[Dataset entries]
◆ ◆ ◆ ◆ ◆ ◆ ◆

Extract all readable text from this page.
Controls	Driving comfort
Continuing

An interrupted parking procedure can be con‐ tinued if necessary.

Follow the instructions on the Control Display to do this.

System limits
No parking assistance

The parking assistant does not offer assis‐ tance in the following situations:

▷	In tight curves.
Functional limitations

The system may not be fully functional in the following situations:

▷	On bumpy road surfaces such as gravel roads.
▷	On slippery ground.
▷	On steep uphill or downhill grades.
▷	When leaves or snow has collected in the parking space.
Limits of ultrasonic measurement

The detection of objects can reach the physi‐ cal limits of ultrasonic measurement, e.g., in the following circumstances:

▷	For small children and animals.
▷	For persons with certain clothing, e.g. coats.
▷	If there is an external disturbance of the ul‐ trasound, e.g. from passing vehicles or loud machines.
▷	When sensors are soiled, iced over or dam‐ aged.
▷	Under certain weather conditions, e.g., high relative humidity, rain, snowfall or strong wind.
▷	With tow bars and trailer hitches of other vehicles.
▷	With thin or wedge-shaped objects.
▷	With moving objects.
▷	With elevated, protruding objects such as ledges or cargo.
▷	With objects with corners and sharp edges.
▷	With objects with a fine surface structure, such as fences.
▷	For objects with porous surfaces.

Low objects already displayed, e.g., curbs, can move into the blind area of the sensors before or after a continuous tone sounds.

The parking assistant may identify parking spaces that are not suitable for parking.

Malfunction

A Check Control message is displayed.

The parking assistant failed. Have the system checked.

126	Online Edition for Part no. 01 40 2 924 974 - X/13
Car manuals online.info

◆ ◆ ◆ ◆ ◆ ◆ ◆

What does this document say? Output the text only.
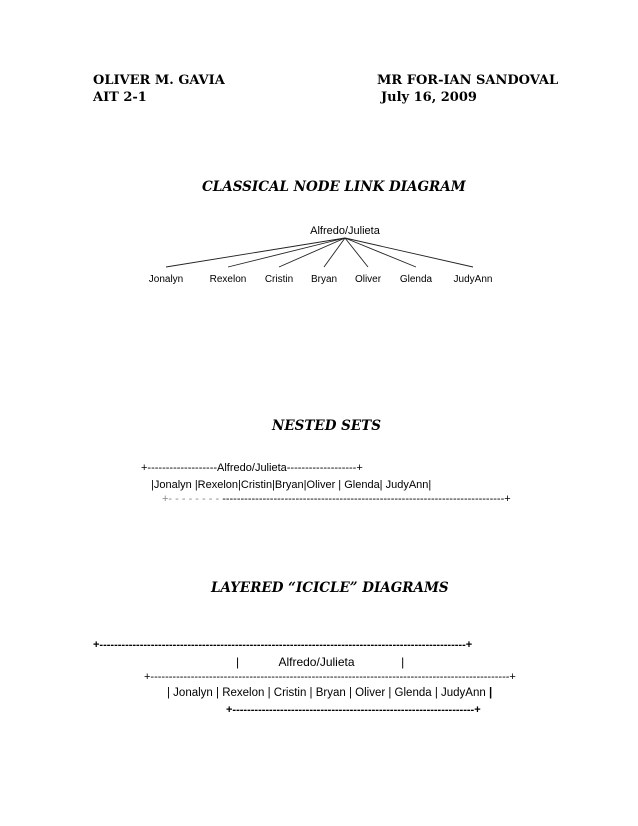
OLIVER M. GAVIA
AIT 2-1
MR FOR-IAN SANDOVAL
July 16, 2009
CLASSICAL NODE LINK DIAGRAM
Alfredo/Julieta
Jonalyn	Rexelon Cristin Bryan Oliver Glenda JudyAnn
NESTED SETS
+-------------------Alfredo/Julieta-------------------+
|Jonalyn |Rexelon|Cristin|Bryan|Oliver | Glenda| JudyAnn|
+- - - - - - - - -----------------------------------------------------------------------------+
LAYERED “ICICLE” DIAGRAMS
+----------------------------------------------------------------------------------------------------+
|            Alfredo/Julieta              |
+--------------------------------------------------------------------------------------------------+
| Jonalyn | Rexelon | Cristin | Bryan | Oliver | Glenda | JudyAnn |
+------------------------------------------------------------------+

◆ ◆ ◆ ◆ ◆ ◆ ◆

> Directions for this task: Sift the material for lines with the string "surfaces". Copy each one found.

> The completed task:
▷	On bumpy road surfaces such as gravel roads.
▷	For objects with porous surfaces.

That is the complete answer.